What you will do. Gather the lines from the material that contain "Auswirkung".
━━━ Data shown ━━━
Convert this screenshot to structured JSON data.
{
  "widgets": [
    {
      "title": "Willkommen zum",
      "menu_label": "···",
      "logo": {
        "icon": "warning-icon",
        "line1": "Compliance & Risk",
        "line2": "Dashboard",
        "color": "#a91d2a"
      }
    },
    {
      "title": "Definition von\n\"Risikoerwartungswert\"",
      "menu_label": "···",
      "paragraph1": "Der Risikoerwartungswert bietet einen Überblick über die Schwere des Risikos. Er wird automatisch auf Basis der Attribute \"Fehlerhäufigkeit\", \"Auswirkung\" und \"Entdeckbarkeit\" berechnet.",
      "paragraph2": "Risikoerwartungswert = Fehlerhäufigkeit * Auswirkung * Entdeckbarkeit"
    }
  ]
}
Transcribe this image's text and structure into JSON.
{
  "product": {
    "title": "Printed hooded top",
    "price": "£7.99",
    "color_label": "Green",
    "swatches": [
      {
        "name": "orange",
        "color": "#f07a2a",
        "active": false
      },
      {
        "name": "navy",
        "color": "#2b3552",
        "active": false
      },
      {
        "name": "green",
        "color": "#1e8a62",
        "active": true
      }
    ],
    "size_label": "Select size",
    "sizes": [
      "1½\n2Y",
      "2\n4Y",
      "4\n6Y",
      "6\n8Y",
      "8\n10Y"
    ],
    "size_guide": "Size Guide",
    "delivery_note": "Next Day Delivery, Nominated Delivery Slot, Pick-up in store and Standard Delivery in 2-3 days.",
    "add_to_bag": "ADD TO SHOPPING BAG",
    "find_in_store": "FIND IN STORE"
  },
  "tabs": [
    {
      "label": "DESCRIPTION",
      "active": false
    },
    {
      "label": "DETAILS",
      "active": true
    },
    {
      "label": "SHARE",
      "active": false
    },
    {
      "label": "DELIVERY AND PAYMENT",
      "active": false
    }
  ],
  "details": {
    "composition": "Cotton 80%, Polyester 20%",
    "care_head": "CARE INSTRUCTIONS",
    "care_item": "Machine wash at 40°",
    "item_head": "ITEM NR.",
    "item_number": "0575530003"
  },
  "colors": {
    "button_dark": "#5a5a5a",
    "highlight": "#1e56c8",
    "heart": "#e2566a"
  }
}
━━━
Exercise result.
      "paragraph1": "Der Risikoerwartungswert bietet einen Überblick über die Schwere des Risikos. Er wird automatisch auf Basis der Attribute \"Fehlerhäufigkeit\", \"Auswirkung\" und \"Entdeckbarkeit\" berechnet.",
      "paragraph2": "Risikoerwartungswert = Fehlerhäufigkeit * Auswirkung * Entdeckbarkeit"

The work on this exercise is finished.